AIM OF THE TASK
Go through the data below line by line and count those containing the word "nascita". Reply with the count only.

DATA FOR THE TASK
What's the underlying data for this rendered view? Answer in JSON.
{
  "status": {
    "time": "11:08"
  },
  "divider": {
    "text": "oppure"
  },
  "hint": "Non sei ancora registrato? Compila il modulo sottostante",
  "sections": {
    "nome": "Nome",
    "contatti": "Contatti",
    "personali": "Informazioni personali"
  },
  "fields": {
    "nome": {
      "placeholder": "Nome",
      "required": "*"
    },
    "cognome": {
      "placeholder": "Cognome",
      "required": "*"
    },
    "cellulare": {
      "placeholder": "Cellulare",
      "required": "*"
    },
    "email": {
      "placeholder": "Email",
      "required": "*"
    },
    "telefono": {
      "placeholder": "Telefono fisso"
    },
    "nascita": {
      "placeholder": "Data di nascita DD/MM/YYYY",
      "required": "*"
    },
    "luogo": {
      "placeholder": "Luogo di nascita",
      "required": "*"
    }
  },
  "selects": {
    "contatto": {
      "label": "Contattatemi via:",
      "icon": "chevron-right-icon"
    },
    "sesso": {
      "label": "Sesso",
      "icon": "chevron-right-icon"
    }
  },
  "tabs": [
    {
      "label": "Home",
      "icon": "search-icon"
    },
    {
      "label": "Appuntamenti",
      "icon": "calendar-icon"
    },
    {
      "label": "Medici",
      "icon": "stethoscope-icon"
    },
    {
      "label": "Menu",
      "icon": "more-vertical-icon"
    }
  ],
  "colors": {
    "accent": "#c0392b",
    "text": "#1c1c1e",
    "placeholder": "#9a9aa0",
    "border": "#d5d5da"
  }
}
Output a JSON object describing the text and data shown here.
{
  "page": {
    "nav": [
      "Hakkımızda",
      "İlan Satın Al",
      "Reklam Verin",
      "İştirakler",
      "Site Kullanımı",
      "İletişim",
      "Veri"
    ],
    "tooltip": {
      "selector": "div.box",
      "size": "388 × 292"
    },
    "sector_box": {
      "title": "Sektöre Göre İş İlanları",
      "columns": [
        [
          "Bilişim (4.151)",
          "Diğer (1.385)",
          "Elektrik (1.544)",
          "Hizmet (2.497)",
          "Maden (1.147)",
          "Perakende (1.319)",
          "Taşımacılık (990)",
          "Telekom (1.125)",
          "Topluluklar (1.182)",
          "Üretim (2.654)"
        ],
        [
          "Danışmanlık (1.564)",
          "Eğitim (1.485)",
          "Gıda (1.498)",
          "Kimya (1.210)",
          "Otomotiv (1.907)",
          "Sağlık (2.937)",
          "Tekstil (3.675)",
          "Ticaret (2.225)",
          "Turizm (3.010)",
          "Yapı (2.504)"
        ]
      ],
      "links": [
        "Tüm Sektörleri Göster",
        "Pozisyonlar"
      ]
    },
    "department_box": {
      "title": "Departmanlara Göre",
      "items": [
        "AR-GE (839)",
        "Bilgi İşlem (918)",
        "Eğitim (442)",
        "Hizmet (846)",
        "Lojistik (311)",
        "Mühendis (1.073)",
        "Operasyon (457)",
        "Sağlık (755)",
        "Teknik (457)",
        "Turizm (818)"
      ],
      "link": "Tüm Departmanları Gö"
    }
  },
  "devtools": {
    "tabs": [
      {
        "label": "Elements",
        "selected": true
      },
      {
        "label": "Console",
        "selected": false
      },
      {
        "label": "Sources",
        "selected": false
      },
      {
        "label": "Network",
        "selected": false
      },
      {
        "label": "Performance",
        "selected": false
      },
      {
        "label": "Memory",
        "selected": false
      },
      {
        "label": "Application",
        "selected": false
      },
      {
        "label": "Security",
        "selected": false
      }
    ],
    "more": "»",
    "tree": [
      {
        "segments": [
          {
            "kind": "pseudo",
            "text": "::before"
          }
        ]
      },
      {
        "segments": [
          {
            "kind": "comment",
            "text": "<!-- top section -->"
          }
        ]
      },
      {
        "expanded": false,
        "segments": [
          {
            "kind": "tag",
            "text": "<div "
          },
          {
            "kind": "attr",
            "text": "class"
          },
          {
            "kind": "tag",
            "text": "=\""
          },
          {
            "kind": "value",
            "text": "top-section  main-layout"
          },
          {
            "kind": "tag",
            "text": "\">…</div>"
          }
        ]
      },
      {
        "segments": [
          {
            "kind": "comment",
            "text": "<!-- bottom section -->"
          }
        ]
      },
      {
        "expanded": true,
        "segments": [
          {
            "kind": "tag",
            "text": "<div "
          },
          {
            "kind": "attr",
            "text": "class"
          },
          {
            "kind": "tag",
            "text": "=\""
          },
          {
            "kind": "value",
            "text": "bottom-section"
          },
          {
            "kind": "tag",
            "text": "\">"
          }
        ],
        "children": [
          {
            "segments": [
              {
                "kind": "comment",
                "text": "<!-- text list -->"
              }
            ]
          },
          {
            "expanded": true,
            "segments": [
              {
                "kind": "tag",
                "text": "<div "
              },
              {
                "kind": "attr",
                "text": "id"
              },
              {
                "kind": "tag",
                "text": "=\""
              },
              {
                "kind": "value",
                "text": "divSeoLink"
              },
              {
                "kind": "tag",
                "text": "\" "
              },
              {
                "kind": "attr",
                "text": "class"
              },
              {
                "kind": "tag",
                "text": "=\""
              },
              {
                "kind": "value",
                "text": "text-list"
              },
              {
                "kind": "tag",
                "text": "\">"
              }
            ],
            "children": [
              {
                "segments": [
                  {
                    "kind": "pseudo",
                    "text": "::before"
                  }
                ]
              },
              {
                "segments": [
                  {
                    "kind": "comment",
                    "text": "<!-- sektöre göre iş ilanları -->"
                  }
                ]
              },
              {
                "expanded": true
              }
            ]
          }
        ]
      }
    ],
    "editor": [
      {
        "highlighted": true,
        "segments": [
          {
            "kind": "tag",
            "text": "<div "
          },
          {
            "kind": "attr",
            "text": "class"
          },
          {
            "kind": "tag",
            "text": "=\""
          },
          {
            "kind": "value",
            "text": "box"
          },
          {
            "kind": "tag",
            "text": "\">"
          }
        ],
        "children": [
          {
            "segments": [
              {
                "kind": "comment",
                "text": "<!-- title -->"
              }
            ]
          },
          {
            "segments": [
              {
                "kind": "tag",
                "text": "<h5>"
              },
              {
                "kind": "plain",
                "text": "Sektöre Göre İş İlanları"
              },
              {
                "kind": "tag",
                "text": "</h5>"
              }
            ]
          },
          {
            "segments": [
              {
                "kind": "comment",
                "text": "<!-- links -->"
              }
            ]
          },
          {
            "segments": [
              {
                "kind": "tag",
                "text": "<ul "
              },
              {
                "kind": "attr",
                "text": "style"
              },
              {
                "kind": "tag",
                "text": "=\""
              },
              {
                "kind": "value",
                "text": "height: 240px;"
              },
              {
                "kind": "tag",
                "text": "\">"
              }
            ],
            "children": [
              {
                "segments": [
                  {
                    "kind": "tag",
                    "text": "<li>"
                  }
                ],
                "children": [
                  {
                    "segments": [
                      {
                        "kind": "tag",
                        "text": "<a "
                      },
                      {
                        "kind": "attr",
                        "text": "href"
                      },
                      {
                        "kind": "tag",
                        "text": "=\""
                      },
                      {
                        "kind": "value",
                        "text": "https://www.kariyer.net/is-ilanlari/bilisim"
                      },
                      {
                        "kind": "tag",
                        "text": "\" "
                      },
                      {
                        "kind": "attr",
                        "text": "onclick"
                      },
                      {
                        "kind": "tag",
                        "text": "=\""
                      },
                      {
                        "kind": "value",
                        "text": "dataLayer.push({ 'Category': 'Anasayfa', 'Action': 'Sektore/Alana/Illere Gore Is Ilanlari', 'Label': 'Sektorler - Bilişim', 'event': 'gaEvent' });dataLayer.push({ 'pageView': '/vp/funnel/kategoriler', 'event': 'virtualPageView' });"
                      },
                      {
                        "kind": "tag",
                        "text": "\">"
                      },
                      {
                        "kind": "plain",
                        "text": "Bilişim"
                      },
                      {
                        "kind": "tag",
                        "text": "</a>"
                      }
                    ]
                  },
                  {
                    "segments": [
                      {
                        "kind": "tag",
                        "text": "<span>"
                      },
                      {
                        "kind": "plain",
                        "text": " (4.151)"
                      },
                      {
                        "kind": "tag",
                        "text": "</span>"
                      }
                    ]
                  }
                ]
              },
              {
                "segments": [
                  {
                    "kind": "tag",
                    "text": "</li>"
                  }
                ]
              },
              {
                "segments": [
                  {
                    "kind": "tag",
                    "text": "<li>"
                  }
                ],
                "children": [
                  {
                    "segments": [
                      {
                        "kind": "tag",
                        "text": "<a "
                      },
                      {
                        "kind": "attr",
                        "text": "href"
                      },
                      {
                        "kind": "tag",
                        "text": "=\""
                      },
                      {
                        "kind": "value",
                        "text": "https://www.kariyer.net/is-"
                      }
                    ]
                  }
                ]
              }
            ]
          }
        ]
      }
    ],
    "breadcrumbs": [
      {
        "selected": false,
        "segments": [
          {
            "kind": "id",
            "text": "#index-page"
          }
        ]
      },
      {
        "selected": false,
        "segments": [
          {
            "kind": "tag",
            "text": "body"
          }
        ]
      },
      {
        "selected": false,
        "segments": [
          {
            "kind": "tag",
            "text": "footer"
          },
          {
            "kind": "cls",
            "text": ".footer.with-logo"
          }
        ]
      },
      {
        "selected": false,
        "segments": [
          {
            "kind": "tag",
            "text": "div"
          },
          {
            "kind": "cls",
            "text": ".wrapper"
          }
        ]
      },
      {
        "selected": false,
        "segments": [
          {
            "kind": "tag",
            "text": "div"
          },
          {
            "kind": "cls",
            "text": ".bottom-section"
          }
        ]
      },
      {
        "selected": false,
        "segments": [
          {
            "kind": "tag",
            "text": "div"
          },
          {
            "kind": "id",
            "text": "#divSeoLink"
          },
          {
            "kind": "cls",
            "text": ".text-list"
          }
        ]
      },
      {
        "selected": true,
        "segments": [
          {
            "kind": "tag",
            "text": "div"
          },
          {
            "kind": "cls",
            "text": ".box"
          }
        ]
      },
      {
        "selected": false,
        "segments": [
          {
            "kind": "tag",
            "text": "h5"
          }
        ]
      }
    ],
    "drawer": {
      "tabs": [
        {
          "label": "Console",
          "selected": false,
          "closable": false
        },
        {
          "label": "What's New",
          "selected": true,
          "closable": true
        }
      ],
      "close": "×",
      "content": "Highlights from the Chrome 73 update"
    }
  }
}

RESULT OF THIS TASK
3